[Start EXERCISE MATERIALS]
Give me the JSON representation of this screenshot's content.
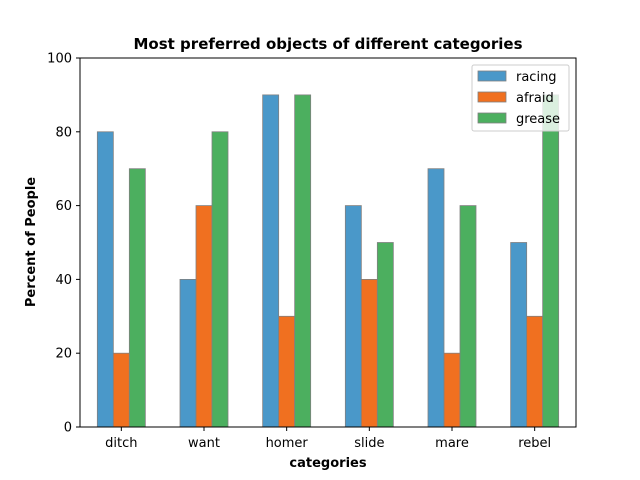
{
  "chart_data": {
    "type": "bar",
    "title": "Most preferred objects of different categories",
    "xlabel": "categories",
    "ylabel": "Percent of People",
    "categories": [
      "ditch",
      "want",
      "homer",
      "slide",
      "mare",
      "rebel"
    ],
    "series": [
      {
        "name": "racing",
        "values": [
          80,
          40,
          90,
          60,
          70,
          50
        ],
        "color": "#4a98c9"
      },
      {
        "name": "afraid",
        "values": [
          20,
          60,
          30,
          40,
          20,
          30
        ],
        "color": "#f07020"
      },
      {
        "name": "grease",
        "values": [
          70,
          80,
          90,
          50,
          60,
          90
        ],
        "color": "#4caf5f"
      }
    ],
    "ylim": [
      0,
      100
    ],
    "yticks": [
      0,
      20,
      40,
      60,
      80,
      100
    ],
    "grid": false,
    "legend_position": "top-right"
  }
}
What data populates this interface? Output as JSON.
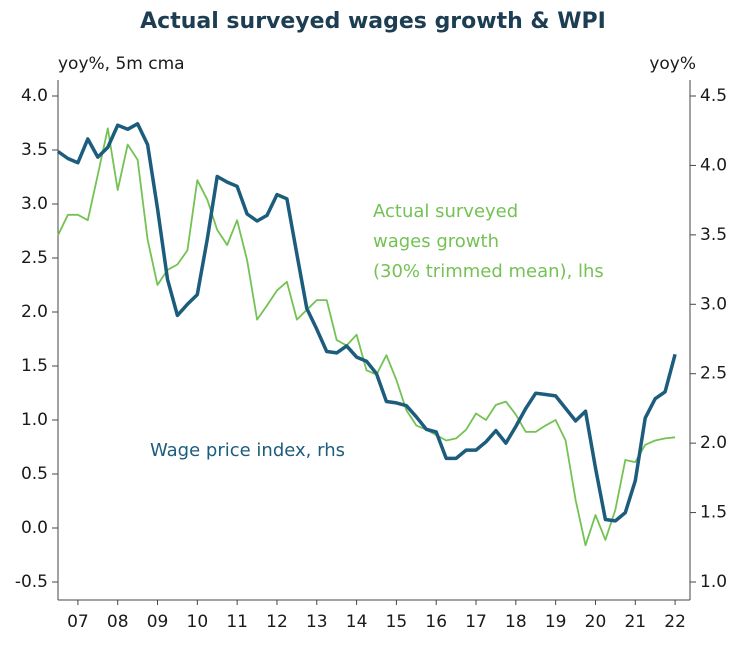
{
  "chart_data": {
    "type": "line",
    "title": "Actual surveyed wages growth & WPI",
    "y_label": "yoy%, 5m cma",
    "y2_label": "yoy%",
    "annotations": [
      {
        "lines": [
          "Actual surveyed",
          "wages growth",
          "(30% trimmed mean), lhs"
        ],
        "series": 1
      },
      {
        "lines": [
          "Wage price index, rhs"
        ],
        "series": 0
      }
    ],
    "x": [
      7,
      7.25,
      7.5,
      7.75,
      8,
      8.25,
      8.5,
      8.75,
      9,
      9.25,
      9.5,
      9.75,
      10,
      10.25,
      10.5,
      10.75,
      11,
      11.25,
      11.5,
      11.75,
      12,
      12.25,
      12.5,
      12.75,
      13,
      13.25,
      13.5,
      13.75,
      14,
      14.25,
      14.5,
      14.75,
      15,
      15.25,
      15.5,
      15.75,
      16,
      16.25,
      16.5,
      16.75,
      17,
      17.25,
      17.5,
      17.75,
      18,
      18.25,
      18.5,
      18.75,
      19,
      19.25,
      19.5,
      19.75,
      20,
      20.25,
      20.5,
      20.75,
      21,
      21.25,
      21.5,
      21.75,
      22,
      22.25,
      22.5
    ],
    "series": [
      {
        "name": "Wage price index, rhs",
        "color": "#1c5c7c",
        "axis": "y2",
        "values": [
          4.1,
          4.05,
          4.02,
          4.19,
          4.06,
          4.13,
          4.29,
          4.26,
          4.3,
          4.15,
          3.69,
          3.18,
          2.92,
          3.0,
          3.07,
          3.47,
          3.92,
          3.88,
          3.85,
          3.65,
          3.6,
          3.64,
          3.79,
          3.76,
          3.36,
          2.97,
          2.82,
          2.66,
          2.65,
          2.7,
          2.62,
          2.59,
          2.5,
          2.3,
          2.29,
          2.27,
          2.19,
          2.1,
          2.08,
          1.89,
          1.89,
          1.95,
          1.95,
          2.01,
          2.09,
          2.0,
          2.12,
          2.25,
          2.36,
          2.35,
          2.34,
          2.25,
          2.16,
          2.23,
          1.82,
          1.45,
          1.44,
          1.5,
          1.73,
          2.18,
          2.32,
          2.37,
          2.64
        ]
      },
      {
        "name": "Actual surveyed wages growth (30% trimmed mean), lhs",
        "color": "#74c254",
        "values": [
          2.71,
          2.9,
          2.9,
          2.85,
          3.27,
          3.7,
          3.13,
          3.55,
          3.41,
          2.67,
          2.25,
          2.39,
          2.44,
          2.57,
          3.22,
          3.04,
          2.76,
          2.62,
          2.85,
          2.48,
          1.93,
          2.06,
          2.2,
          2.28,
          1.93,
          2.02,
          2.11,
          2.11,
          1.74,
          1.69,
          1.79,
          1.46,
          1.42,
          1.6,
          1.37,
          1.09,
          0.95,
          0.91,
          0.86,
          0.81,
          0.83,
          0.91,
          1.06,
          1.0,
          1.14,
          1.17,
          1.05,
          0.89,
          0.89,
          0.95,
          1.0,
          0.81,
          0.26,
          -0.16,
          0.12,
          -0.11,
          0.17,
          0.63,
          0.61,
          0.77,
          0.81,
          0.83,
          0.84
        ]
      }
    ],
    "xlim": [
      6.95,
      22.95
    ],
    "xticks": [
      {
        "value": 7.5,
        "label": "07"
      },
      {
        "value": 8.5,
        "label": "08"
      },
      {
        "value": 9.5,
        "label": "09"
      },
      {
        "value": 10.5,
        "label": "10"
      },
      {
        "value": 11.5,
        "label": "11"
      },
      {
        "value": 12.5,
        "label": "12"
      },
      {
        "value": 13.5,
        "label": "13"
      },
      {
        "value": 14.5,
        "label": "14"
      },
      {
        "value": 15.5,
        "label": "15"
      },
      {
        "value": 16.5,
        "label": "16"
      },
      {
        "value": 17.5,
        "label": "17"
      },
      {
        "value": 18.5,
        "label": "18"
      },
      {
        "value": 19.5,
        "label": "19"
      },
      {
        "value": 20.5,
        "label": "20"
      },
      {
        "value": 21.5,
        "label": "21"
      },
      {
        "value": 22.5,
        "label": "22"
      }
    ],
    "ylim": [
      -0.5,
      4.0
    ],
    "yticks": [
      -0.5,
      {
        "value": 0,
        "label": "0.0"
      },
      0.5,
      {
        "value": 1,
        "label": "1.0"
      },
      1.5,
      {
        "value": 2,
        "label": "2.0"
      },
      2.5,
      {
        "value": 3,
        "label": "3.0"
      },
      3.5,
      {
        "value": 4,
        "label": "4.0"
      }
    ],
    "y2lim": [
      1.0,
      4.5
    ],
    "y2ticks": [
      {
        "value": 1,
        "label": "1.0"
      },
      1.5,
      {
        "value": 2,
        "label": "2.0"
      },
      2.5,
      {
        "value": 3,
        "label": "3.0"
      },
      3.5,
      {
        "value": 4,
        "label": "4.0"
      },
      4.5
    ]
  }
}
[End EXERCISE MATERIALS]
[Start EXERCISE MATERIALS]
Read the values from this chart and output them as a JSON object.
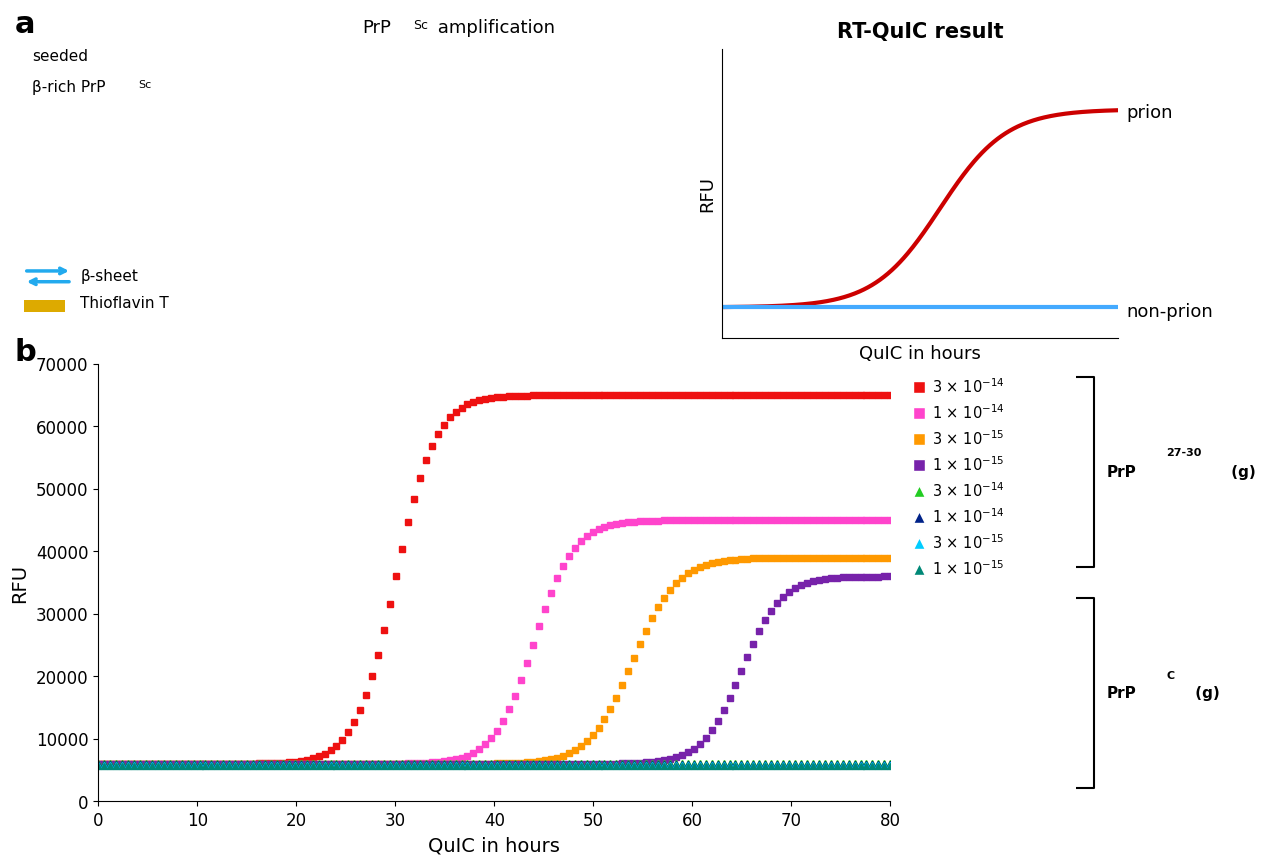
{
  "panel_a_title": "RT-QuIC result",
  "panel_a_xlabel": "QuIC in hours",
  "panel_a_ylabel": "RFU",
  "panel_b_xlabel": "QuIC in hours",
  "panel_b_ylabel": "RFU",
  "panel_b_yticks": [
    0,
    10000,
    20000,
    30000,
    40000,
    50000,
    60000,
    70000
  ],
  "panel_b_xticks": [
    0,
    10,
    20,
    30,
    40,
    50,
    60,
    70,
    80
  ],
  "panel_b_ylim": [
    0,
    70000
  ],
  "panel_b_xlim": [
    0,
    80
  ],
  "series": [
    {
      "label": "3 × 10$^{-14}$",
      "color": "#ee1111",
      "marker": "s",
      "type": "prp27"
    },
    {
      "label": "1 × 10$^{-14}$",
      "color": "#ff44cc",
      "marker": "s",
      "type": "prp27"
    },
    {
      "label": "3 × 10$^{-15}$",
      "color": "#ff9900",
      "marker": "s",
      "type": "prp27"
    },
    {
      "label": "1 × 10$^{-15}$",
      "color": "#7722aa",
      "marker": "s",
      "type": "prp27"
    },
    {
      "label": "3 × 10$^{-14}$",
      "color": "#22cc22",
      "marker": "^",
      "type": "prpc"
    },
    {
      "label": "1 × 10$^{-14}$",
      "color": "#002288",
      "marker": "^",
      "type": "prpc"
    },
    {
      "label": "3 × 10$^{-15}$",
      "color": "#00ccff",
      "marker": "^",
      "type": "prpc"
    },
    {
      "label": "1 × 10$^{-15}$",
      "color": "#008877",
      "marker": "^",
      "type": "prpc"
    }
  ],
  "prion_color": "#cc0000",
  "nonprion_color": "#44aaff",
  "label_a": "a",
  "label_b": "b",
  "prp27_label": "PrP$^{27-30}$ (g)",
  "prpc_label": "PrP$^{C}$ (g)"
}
[End EXERCISE MATERIALS]
[Start EXERCISE MATERIALS]
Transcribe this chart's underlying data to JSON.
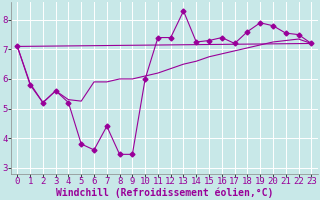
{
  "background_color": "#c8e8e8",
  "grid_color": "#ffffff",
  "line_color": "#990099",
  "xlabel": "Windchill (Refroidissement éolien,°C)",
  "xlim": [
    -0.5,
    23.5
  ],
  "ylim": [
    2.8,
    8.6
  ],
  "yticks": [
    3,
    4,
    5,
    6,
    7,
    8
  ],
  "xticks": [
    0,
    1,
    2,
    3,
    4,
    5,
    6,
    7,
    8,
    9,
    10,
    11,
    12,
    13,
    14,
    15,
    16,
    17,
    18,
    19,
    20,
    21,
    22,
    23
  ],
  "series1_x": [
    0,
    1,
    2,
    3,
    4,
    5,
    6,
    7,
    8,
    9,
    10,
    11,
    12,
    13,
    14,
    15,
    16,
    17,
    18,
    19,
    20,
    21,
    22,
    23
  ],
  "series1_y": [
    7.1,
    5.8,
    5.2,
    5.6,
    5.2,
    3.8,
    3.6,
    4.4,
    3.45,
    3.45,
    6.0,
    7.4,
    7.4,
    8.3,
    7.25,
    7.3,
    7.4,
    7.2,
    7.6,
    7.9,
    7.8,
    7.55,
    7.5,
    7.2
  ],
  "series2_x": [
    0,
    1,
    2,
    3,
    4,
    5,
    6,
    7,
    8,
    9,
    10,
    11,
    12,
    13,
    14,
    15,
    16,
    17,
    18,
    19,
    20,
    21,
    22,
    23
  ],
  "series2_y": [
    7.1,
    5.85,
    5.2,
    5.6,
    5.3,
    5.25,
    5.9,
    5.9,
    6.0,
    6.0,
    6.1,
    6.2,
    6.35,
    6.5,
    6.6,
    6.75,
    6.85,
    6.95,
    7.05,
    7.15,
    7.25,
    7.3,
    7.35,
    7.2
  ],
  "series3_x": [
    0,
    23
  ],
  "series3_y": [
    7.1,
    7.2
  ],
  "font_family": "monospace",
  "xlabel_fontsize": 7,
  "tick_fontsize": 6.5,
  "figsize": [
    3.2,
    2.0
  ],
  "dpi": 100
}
[End EXERCISE MATERIALS]
AIM OF THE EXERCISE: Work out how many lines of the listing above include "categories". Answer with the number and nothing more.

ANSWER TO THE PROBLEM: 3